--- AIM ---
From the entries that follow, gather each line holding the word "PENERIMA".

--- Dataset entries ---
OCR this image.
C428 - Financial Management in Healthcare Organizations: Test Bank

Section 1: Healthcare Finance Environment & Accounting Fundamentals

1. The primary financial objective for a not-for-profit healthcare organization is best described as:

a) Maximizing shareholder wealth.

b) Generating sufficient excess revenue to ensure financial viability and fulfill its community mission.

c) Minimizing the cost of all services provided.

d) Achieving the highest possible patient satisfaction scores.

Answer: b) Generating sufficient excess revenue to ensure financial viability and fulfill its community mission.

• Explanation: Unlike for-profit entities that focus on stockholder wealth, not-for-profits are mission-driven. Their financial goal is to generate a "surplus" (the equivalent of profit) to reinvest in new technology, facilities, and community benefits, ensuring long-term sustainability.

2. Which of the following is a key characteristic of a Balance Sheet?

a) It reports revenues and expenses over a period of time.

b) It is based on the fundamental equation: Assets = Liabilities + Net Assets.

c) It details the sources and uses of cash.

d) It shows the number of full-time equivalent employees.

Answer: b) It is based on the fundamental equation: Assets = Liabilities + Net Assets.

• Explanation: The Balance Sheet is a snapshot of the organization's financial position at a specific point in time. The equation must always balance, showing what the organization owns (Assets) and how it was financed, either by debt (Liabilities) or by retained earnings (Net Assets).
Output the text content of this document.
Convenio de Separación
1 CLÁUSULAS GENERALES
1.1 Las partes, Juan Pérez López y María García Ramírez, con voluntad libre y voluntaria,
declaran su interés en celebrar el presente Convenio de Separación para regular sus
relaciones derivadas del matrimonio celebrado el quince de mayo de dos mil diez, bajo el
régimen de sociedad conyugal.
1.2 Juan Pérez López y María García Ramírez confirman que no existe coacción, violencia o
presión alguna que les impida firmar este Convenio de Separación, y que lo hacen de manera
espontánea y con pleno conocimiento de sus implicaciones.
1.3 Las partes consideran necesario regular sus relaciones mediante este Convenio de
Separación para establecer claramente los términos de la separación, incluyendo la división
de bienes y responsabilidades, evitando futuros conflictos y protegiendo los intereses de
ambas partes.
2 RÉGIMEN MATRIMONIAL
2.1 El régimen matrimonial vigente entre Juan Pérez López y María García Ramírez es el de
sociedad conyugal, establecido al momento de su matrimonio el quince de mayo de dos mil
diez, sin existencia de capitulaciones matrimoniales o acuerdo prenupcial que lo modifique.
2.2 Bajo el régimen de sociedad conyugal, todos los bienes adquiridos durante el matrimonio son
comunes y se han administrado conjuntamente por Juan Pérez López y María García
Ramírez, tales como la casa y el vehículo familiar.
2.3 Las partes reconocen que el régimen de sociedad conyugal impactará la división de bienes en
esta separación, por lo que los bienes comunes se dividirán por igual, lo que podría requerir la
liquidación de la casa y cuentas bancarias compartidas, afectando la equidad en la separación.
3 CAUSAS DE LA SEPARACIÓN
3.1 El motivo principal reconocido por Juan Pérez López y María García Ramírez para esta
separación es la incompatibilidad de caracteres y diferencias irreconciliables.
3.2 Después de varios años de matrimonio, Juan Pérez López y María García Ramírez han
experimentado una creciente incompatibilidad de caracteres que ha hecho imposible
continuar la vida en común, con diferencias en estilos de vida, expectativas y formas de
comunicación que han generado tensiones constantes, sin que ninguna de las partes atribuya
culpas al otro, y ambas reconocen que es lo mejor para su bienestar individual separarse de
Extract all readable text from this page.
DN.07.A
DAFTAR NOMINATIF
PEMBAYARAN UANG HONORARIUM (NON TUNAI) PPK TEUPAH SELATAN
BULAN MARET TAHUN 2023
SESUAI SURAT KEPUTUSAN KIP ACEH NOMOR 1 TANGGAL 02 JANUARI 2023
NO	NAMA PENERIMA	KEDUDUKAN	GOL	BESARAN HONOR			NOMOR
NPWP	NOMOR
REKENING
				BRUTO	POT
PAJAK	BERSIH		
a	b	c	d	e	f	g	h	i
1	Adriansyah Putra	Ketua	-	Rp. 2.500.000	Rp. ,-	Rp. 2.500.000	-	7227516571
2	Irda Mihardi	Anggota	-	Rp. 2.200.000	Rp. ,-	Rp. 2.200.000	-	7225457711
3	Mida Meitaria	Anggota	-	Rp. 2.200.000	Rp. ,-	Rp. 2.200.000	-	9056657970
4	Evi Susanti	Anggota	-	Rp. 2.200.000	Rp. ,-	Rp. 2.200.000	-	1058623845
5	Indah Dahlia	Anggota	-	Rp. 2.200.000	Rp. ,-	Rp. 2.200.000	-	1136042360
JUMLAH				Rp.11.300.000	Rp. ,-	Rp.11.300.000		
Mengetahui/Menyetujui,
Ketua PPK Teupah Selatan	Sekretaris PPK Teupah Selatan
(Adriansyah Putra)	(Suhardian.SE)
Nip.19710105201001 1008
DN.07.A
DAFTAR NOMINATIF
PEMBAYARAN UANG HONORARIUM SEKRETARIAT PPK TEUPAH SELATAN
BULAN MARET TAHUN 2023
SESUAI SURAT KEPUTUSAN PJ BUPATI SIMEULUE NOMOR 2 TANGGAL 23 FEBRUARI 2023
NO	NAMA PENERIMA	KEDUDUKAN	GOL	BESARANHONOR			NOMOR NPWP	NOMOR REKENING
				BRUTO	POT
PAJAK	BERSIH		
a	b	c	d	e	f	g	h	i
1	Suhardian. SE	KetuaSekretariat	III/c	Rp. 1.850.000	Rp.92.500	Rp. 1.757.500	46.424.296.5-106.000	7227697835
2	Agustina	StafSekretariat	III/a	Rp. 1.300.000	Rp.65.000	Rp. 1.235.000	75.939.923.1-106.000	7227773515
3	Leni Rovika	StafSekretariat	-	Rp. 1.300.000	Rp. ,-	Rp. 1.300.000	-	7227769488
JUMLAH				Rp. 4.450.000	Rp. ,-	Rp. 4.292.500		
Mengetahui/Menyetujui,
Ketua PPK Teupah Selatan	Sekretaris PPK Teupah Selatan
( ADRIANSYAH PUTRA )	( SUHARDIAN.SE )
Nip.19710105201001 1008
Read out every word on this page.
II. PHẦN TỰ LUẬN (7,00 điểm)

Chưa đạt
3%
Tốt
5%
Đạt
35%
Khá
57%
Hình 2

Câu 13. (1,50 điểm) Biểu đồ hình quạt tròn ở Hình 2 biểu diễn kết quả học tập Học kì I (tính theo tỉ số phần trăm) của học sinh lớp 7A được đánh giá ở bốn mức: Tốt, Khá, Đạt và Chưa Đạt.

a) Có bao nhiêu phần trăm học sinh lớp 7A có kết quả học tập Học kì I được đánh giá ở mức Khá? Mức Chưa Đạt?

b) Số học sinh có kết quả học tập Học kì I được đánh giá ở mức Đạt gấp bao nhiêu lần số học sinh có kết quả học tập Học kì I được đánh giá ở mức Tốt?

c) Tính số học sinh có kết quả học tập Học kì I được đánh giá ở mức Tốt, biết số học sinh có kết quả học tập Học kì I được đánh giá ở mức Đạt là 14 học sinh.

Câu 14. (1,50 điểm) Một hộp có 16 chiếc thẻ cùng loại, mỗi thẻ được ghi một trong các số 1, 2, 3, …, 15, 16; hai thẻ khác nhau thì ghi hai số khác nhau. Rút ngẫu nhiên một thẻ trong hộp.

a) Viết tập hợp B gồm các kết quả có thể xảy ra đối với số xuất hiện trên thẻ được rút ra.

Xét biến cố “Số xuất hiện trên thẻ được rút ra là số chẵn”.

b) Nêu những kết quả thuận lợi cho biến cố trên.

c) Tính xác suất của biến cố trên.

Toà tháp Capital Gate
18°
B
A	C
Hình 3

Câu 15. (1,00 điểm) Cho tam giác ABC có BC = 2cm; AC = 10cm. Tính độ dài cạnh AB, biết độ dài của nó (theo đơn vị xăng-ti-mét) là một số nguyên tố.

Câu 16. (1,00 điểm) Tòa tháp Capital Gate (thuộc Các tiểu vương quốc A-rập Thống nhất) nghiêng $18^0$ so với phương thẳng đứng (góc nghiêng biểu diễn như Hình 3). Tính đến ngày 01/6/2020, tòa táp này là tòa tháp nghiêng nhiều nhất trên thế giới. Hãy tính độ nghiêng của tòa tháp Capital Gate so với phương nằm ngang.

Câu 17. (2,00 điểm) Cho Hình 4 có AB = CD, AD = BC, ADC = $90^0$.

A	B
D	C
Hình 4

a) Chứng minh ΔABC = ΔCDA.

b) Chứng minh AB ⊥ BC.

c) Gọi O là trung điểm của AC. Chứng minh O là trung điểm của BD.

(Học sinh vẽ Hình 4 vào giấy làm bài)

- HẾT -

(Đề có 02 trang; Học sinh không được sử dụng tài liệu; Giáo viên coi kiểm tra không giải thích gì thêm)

--- ANSWER FOR THIS EXERCISE ---
NO	NAMA PENERIMA	KEDUDUKAN	GOL	BESARAN HONOR			NOMOR
NO	NAMA PENERIMA	KEDUDUKAN	GOL	BESARANHONOR			NOMOR NPWP	NOMOR REKENING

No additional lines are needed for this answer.